__REQUIREMENT__. Skip the pictures and repeat each line of the data exactly.

__PROVIDED DATA__.
'''
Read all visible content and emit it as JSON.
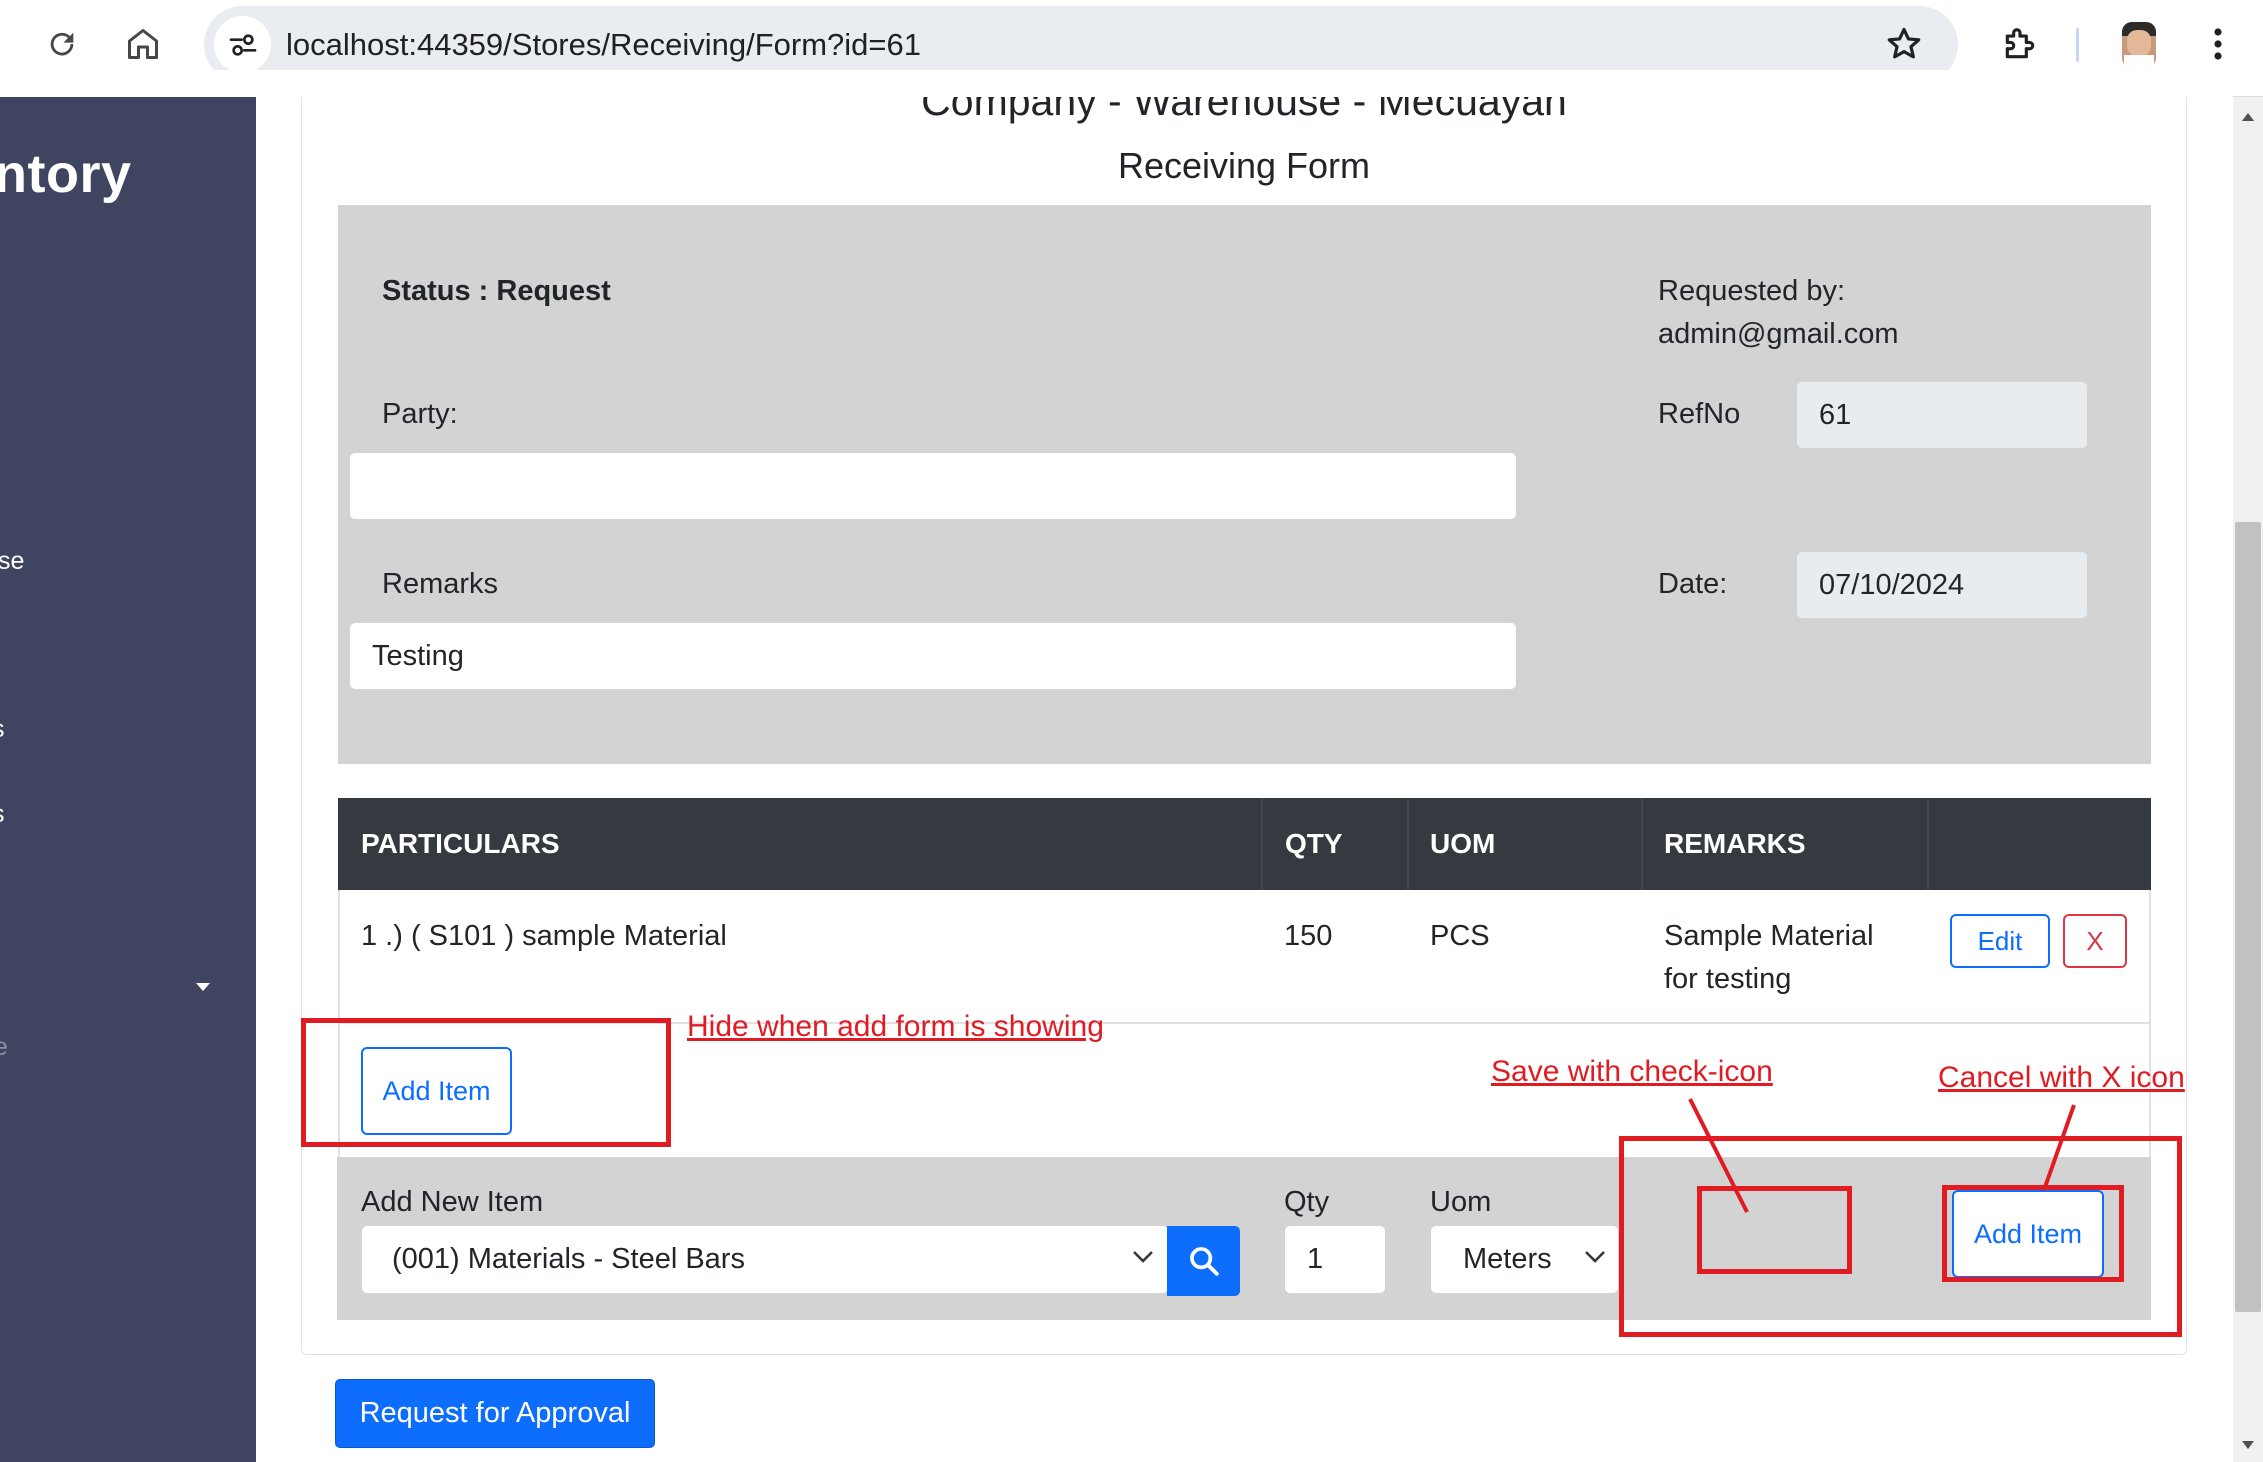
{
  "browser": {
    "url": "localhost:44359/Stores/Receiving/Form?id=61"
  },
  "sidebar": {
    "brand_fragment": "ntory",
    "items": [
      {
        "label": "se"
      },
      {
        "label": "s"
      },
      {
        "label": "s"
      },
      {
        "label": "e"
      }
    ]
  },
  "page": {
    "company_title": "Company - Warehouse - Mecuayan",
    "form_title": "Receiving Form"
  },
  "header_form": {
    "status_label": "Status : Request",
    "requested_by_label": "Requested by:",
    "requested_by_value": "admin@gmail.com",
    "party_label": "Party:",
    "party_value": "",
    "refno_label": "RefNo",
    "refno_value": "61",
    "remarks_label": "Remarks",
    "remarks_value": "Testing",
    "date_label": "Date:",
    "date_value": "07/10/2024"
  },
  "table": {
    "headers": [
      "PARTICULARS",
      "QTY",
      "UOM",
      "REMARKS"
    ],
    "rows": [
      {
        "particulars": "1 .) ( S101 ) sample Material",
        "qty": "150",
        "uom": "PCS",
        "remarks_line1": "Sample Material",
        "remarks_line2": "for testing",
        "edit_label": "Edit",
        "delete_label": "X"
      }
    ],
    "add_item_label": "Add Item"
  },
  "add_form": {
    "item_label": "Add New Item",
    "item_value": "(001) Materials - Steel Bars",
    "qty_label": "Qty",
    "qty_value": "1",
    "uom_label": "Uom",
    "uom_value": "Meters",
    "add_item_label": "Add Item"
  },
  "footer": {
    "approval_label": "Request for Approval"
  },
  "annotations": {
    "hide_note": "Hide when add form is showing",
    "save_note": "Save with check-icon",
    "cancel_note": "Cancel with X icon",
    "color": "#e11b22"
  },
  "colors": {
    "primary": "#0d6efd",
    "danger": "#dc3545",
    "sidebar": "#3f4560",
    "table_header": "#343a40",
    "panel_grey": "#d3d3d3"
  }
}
'''
__EXERCISE ANSWER__.
Read all visible content and emit it as JSON.
{
  "browser": {
    "url": "localhost:44359/Stores/Receiving/Form?id=61"
  },
  "sidebar": {
    "brand_fragment": "ntory",
    "items": [
      {
        "label": "se"
      },
      {
        "label": "s"
      },
      {
        "label": "s"
      },
      {
        "label": "e"
      }
    ]
  },
  "page": {
    "company_title": "Company - Warehouse - Mecuayan",
    "form_title": "Receiving Form"
  },
  "header_form": {
    "status_label": "Status : Request",
    "requested_by_label": "Requested by:",
    "requested_by_value": "admin@gmail.com",
    "party_label": "Party:",
    "party_value": "",
    "refno_label": "RefNo",
    "refno_value": "61",
    "remarks_label": "Remarks",
    "remarks_value": "Testing",
    "date_label": "Date:",
    "date_value": "07/10/2024"
  },
  "table": {
    "headers": [
      "PARTICULARS",
      "QTY",
      "UOM",
      "REMARKS"
    ],
    "rows": [
      {
        "particulars": "1 .) ( S101 ) sample Material",
        "qty": "150",
        "uom": "PCS",
        "remarks_line1": "Sample Material",
        "remarks_line2": "for testing",
        "edit_label": "Edit",
        "delete_label": "X"
      }
    ],
    "add_item_label": "Add Item"
  },
  "add_form": {
    "item_label": "Add New Item",
    "item_value": "(001) Materials - Steel Bars",
    "qty_label": "Qty",
    "qty_value": "1",
    "uom_label": "Uom",
    "uom_value": "Meters",
    "add_item_label": "Add Item"
  },
  "footer": {
    "approval_label": "Request for Approval"
  },
  "annotations": {
    "hide_note": "Hide when add form is showing",
    "save_note": "Save with check-icon",
    "cancel_note": "Cancel with X icon",
    "color": "#e11b22"
  },
  "colors": {
    "primary": "#0d6efd",
    "danger": "#dc3545",
    "sidebar": "#3f4560",
    "table_header": "#343a40",
    "panel_grey": "#d3d3d3"
  }
}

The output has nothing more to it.